- _THE INPUT_:
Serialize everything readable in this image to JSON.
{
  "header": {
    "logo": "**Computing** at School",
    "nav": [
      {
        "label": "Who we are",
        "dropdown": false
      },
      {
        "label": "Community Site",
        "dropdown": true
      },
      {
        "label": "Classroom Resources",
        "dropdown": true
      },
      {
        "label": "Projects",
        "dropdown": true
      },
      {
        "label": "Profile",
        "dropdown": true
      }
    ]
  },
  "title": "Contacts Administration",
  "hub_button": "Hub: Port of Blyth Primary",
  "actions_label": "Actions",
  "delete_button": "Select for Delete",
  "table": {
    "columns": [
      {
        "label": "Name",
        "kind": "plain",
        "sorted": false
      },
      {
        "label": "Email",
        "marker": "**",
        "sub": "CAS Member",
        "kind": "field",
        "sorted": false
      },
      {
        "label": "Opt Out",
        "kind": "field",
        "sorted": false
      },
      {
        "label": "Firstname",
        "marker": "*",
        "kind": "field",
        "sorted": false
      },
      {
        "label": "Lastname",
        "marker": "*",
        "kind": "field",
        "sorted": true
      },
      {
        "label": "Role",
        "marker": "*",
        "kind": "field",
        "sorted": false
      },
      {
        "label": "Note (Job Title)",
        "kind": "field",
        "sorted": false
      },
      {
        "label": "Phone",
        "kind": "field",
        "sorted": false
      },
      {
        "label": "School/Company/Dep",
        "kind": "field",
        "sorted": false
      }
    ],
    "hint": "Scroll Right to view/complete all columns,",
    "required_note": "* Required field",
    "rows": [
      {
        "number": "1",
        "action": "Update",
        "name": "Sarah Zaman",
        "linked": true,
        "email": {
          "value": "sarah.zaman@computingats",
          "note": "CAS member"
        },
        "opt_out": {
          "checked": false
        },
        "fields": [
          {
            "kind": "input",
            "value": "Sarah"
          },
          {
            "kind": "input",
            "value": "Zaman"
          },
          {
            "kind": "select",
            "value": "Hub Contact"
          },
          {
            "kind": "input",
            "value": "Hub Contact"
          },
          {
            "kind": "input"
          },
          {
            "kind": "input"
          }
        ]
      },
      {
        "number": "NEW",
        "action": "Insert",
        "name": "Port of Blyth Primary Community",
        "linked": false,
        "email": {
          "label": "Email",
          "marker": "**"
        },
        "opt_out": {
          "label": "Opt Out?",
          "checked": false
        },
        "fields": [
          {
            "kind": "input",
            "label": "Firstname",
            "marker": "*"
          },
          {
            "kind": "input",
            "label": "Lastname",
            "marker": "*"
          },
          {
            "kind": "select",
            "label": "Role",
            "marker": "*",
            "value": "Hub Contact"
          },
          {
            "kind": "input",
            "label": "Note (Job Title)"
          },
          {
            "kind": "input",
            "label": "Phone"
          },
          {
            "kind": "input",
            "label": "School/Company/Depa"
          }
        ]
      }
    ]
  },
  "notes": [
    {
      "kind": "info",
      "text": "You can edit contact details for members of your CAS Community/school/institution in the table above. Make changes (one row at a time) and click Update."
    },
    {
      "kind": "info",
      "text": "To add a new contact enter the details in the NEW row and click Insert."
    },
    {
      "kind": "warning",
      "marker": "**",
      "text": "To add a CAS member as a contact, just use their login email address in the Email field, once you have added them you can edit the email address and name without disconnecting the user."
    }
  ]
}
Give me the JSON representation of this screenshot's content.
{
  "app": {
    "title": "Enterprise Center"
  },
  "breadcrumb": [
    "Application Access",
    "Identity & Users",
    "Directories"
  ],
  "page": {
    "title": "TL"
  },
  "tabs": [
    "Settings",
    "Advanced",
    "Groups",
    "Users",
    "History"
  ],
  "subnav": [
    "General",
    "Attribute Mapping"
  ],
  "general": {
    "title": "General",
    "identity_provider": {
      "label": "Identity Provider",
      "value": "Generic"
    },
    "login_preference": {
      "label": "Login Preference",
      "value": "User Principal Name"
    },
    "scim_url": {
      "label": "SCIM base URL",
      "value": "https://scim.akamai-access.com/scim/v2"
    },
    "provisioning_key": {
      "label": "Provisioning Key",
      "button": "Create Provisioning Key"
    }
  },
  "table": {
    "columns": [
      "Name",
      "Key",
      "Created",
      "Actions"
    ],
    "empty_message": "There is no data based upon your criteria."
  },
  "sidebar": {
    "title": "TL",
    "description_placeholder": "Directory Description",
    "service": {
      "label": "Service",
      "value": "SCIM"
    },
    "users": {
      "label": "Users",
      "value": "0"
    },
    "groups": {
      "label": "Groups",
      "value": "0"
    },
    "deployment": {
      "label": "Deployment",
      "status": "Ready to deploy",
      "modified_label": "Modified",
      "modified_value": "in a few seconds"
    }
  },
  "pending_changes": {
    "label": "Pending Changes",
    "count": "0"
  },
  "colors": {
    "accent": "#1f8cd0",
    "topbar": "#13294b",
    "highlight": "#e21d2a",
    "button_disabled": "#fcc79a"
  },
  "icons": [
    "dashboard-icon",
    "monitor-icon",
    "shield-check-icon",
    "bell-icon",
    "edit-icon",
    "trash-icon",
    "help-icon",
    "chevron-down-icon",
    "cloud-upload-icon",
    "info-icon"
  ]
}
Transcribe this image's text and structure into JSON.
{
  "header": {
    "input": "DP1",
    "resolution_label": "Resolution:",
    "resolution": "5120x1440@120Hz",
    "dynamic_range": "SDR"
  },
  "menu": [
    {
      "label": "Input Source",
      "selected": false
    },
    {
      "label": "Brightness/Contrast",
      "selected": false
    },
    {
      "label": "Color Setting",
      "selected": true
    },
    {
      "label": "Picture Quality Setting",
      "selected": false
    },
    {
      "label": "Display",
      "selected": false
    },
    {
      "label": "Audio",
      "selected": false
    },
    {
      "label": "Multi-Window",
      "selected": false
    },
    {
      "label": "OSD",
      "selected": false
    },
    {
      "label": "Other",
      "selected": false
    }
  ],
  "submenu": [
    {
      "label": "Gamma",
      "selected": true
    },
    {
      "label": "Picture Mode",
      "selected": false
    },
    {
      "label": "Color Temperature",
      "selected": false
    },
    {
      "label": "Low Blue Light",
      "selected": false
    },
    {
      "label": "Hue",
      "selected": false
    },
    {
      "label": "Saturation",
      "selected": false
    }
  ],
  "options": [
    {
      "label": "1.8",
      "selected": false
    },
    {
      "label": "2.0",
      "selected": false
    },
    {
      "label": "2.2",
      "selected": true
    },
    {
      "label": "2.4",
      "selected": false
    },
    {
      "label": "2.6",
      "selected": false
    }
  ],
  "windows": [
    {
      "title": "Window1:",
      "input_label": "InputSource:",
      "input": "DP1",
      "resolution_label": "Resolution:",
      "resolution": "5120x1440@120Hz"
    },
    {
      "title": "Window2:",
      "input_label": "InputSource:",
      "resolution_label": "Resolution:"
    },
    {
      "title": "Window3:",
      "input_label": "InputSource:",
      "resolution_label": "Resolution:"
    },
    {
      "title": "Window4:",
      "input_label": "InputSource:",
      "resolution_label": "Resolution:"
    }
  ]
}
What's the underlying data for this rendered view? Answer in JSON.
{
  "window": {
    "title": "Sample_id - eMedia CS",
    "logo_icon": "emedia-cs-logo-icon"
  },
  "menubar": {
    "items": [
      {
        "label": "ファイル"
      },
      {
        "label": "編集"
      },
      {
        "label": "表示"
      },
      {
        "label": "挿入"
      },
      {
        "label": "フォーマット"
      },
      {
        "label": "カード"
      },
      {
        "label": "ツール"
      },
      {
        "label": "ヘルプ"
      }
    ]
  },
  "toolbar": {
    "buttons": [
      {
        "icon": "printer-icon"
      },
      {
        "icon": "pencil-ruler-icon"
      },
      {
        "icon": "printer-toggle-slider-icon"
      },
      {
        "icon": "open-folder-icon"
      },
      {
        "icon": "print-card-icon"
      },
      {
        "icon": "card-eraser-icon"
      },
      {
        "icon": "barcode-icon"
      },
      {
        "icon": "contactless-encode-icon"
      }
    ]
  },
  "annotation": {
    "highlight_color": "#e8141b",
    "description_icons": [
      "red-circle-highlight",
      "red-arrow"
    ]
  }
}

- _STATED GOAL_: Each line from the one containing "What's the underlying" through the end of the entries, both included, is to be returned exactly, with no other lines.

- _SOLVED PROBLEM_:
What's the underlying data for this rendered view? Answer in JSON.
{
  "window": {
    "title": "Sample_id - eMedia CS",
    "logo_icon": "emedia-cs-logo-icon"
  },
  "menubar": {
    "items": [
      {
        "label": "ファイル"
      },
      {
        "label": "編集"
      },
      {
        "label": "表示"
      },
      {
        "label": "挿入"
      },
      {
        "label": "フォーマット"
      },
      {
        "label": "カード"
      },
      {
        "label": "ツール"
      },
      {
        "label": "ヘルプ"
      }
    ]
  },
  "toolbar": {
    "buttons": [
      {
        "icon": "printer-icon"
      },
      {
        "icon": "pencil-ruler-icon"
      },
      {
        "icon": "printer-toggle-slider-icon"
      },
      {
        "icon": "open-folder-icon"
      },
      {
        "icon": "print-card-icon"
      },
      {
        "icon": "card-eraser-icon"
      },
      {
        "icon": "barcode-icon"
      },
      {
        "icon": "contactless-encode-icon"
      }
    ]
  },
  "annotation": {
    "highlight_color": "#e8141b",
    "description_icons": [
      "red-circle-highlight",
      "red-arrow"
    ]
  }
}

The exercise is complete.